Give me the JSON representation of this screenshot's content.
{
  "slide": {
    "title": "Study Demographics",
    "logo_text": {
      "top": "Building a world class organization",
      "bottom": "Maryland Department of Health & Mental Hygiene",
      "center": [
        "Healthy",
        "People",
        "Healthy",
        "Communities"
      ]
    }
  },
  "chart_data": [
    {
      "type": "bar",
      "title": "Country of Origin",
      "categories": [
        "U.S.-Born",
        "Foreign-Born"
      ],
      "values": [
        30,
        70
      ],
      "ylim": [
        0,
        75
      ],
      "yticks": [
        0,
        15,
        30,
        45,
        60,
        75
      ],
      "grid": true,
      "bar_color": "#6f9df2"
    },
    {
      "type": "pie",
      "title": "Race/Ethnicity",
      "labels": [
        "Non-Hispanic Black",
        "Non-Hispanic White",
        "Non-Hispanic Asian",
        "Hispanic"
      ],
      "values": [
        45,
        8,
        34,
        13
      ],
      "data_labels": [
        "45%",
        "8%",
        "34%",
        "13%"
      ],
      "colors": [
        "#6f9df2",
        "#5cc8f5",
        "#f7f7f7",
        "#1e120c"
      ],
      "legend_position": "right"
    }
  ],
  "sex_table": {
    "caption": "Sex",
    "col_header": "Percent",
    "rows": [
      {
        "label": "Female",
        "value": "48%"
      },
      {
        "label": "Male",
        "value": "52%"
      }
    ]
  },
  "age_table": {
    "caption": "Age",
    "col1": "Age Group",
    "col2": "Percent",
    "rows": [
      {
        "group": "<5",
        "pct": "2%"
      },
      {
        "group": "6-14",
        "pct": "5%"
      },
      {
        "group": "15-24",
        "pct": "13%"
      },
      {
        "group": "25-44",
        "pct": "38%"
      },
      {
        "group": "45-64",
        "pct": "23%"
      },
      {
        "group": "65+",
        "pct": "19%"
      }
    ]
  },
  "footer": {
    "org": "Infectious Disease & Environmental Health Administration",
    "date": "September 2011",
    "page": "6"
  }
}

— WORK REQUIRED —
Copy the records above exactly as they appear.

— EXERCISE ANSWER —
Give me the JSON representation of this screenshot's content.
{
  "slide": {
    "title": "Study Demographics",
    "logo_text": {
      "top": "Building a world class organization",
      "bottom": "Maryland Department of Health & Mental Hygiene",
      "center": [
        "Healthy",
        "People",
        "Healthy",
        "Communities"
      ]
    }
  },
  "chart_data": [
    {
      "type": "bar",
      "title": "Country of Origin",
      "categories": [
        "U.S.-Born",
        "Foreign-Born"
      ],
      "values": [
        30,
        70
      ],
      "ylim": [
        0,
        75
      ],
      "yticks": [
        0,
        15,
        30,
        45,
        60,
        75
      ],
      "grid": true,
      "bar_color": "#6f9df2"
    },
    {
      "type": "pie",
      "title": "Race/Ethnicity",
      "labels": [
        "Non-Hispanic Black",
        "Non-Hispanic White",
        "Non-Hispanic Asian",
        "Hispanic"
      ],
      "values": [
        45,
        8,
        34,
        13
      ],
      "data_labels": [
        "45%",
        "8%",
        "34%",
        "13%"
      ],
      "colors": [
        "#6f9df2",
        "#5cc8f5",
        "#f7f7f7",
        "#1e120c"
      ],
      "legend_position": "right"
    }
  ],
  "sex_table": {
    "caption": "Sex",
    "col_header": "Percent",
    "rows": [
      {
        "label": "Female",
        "value": "48%"
      },
      {
        "label": "Male",
        "value": "52%"
      }
    ]
  },
  "age_table": {
    "caption": "Age",
    "col1": "Age Group",
    "col2": "Percent",
    "rows": [
      {
        "group": "<5",
        "pct": "2%"
      },
      {
        "group": "6-14",
        "pct": "5%"
      },
      {
        "group": "15-24",
        "pct": "13%"
      },
      {
        "group": "25-44",
        "pct": "38%"
      },
      {
        "group": "45-64",
        "pct": "23%"
      },
      {
        "group": "65+",
        "pct": "19%"
      }
    ]
  },
  "footer": {
    "org": "Infectious Disease & Environmental Health Administration",
    "date": "September 2011",
    "page": "6"
  }
}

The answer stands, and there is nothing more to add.